THE TASK – Copy all lines that contain the word "JSON".

[Source records]
↓↓↓

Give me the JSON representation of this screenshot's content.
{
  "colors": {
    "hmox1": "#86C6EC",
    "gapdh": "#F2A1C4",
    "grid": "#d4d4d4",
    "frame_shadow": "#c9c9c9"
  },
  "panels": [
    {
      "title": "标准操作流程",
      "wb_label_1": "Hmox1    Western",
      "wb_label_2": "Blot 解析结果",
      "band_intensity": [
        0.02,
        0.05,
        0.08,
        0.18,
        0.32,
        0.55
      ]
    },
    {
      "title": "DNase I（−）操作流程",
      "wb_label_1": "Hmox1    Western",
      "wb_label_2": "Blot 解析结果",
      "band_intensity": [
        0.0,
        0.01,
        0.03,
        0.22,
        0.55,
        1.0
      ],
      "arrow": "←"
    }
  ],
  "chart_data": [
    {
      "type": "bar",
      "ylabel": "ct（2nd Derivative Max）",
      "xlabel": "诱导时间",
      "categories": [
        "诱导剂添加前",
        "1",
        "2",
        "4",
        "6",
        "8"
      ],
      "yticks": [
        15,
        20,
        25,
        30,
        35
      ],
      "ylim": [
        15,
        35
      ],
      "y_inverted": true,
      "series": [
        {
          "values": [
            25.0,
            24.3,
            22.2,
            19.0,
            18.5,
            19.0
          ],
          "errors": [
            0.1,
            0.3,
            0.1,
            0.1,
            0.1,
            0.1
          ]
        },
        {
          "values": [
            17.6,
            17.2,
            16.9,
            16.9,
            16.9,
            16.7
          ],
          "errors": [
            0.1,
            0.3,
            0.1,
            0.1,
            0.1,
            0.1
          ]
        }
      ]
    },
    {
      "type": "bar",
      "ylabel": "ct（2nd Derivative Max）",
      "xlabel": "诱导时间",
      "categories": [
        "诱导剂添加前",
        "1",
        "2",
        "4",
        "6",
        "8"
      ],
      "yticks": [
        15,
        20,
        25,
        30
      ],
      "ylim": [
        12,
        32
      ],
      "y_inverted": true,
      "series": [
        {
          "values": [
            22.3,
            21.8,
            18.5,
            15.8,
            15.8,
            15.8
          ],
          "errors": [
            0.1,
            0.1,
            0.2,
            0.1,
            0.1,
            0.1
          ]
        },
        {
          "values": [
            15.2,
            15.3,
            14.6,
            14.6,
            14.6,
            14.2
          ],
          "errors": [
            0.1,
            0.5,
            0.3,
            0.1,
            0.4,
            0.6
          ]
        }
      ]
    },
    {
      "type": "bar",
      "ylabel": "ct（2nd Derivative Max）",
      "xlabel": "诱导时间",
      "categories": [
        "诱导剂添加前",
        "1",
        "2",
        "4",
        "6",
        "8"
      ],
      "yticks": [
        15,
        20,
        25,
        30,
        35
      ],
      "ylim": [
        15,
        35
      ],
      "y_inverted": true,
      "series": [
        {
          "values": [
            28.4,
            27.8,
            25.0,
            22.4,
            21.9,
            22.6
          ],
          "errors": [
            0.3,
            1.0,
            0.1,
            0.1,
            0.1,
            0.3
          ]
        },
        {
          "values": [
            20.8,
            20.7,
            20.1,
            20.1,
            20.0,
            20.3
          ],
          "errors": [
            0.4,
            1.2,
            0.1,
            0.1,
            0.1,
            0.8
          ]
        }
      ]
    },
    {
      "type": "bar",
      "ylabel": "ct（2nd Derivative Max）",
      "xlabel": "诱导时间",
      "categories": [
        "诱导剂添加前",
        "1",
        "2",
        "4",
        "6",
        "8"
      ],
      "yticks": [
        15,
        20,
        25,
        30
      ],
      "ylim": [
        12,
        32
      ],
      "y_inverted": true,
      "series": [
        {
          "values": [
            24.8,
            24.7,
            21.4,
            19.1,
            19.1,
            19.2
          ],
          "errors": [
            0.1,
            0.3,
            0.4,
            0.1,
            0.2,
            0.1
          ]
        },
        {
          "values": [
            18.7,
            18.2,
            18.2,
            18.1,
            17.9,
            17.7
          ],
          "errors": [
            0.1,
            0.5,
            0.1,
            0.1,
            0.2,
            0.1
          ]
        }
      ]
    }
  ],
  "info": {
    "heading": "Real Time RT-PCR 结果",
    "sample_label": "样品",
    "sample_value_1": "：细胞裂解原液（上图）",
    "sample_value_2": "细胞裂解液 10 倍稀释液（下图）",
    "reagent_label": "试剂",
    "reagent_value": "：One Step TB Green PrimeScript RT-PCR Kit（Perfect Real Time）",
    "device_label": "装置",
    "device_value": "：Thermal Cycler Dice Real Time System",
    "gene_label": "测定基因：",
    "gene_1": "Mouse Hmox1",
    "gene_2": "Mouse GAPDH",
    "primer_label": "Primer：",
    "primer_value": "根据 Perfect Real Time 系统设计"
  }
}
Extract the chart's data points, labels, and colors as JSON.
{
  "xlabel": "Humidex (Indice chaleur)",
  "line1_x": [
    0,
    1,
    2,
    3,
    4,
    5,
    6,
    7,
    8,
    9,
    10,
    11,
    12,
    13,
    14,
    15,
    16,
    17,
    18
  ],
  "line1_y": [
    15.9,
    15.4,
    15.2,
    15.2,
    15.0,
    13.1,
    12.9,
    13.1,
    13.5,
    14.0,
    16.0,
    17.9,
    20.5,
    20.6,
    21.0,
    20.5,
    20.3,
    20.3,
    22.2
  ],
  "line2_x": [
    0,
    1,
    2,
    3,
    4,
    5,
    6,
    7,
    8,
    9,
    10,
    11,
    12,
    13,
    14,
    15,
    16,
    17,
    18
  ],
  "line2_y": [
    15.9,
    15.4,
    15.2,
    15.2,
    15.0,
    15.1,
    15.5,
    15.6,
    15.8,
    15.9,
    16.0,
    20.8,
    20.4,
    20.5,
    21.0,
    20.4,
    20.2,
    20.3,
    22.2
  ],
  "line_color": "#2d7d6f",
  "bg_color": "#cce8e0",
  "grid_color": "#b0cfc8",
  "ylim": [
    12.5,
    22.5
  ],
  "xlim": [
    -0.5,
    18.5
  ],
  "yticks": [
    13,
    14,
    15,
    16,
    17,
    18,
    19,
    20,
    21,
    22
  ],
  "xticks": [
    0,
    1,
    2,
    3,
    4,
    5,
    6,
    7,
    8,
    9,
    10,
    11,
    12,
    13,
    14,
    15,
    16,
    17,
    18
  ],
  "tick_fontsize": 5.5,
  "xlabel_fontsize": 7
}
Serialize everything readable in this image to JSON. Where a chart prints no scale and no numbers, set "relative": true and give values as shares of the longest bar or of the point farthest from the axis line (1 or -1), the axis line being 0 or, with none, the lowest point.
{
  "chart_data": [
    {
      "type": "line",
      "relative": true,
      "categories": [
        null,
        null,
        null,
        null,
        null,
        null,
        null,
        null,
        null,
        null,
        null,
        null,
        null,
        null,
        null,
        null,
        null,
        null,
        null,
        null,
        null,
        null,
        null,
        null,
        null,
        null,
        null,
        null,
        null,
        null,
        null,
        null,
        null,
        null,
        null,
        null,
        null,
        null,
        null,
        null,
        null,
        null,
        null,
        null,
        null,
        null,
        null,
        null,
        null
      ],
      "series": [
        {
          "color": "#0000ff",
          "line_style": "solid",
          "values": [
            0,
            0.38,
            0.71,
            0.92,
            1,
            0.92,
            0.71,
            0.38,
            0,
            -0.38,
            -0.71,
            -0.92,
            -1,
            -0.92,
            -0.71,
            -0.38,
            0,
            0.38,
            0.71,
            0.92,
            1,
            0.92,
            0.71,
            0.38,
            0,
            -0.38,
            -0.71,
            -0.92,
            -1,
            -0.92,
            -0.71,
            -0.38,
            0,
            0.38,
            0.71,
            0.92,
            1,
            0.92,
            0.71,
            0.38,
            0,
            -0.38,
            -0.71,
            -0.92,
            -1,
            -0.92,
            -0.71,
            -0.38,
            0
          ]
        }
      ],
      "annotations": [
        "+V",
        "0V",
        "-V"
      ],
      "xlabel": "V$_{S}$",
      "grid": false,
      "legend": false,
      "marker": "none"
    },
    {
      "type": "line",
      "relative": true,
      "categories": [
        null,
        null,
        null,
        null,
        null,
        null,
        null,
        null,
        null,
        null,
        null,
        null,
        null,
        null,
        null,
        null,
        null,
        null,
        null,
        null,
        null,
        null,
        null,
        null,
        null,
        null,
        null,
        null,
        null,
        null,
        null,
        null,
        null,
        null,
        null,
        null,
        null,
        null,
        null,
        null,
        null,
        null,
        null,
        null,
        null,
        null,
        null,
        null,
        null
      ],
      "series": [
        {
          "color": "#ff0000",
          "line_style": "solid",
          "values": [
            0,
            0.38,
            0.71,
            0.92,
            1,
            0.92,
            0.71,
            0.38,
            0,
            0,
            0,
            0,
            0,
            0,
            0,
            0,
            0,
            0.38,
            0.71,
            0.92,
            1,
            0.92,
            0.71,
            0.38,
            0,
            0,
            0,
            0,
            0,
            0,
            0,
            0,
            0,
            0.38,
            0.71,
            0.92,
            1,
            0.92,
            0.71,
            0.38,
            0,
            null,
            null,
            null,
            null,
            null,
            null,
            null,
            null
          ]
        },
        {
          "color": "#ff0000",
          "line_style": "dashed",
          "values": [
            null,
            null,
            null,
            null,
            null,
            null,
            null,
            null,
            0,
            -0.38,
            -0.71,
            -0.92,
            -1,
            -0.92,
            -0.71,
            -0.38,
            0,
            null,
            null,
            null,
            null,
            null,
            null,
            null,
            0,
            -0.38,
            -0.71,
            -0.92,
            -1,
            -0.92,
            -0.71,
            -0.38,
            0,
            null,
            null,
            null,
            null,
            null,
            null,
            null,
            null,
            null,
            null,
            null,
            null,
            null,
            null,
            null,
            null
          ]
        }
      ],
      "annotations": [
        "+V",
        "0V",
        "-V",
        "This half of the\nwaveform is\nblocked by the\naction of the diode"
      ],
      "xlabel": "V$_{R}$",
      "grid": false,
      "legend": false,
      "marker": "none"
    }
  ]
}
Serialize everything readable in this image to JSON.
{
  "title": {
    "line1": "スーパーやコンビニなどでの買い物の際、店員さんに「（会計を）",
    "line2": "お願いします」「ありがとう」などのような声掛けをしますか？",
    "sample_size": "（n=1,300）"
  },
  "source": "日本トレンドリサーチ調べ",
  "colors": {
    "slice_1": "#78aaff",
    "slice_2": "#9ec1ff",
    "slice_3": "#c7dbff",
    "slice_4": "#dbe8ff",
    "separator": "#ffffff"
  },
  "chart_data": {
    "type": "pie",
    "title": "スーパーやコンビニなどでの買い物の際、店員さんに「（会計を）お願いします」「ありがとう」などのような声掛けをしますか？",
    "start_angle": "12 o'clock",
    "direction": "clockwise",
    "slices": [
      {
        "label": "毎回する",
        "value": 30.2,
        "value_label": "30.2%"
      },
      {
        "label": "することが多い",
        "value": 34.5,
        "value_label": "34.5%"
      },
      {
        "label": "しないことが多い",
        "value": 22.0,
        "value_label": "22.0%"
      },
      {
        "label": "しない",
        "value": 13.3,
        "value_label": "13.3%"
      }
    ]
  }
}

↑↑↑

RESPONSE TO THE EXERCISE –
Give me the JSON representation of this screenshot's content.
Extract the chart's data points, labels, and colors as JSON.
Serialize everything readable in this image to JSON. Where a chart prints no scale and no numbers, set "relative": true and give values as shares of the longest bar or of the point farthest from the axis line (1 or -1), the axis line being 0 or, with none, the lowest point.
Serialize everything readable in this image to JSON.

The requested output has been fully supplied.